_Your instructions_:
Search the material below for the string "screenshot" and list each line that holds it.

_Supplied data_:
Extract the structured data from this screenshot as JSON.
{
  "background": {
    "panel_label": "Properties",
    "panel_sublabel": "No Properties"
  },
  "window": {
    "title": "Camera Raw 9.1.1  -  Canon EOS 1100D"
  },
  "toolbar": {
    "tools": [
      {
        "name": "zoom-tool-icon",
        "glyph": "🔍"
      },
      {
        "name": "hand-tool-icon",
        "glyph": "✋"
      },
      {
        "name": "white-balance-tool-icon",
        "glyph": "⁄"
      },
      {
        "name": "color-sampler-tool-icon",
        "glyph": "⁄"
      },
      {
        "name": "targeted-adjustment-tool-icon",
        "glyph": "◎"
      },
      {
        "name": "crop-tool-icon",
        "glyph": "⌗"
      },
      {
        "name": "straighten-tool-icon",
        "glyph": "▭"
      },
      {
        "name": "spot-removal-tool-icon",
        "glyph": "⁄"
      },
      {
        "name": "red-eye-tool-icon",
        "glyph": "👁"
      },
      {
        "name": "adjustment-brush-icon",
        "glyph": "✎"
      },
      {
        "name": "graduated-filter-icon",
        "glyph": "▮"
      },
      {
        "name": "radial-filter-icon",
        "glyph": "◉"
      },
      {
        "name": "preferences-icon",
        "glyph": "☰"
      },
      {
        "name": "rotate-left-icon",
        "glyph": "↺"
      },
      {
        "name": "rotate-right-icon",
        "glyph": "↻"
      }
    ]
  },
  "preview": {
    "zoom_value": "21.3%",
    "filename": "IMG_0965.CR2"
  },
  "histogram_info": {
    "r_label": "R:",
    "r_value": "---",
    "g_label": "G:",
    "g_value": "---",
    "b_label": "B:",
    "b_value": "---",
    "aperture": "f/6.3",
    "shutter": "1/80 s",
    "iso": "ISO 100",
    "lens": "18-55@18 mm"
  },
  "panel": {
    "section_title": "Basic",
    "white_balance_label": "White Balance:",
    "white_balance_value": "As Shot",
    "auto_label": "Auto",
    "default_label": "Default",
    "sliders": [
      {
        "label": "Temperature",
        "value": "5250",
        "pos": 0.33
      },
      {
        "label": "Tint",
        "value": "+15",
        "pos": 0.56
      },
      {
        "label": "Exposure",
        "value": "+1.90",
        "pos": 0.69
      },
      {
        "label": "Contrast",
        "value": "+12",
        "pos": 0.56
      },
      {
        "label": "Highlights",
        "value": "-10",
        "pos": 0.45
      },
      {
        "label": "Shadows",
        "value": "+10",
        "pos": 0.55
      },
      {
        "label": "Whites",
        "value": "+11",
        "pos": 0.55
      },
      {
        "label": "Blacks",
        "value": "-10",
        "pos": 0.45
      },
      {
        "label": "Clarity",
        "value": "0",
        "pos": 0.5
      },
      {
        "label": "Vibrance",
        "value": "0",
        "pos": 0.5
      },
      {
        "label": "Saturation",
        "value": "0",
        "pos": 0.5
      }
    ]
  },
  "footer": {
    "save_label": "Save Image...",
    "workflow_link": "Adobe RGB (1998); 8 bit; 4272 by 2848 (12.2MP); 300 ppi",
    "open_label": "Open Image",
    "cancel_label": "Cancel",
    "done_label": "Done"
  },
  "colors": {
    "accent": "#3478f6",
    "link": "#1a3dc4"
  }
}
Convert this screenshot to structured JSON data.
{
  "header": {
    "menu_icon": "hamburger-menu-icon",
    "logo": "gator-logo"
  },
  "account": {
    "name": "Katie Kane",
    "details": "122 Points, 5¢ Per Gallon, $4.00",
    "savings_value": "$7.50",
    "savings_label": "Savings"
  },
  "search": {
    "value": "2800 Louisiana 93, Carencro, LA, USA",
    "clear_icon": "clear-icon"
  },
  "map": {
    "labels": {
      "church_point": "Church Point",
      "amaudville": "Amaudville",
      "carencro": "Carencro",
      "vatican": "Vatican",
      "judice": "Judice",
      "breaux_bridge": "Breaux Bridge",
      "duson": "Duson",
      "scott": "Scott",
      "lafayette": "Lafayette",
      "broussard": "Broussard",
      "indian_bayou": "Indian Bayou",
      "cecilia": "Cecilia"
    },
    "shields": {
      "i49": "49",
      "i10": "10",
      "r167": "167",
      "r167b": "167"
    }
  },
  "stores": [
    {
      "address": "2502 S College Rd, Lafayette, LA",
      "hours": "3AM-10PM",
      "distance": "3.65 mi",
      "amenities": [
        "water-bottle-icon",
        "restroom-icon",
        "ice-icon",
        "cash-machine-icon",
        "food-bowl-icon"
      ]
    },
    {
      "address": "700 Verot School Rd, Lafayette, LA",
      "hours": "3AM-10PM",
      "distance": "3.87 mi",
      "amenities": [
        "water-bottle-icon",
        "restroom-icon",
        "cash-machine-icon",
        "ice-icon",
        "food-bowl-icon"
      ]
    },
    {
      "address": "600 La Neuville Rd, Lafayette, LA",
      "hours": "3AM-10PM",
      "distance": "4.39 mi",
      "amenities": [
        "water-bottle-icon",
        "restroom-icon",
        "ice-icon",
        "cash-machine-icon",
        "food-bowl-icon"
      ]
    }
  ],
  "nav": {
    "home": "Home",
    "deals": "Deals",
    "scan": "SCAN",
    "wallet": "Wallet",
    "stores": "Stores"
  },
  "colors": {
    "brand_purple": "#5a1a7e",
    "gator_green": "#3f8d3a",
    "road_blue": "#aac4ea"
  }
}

_Result of the exercise_:
Extract the structured data from this screenshot as JSON.
Convert this screenshot to structured JSON data.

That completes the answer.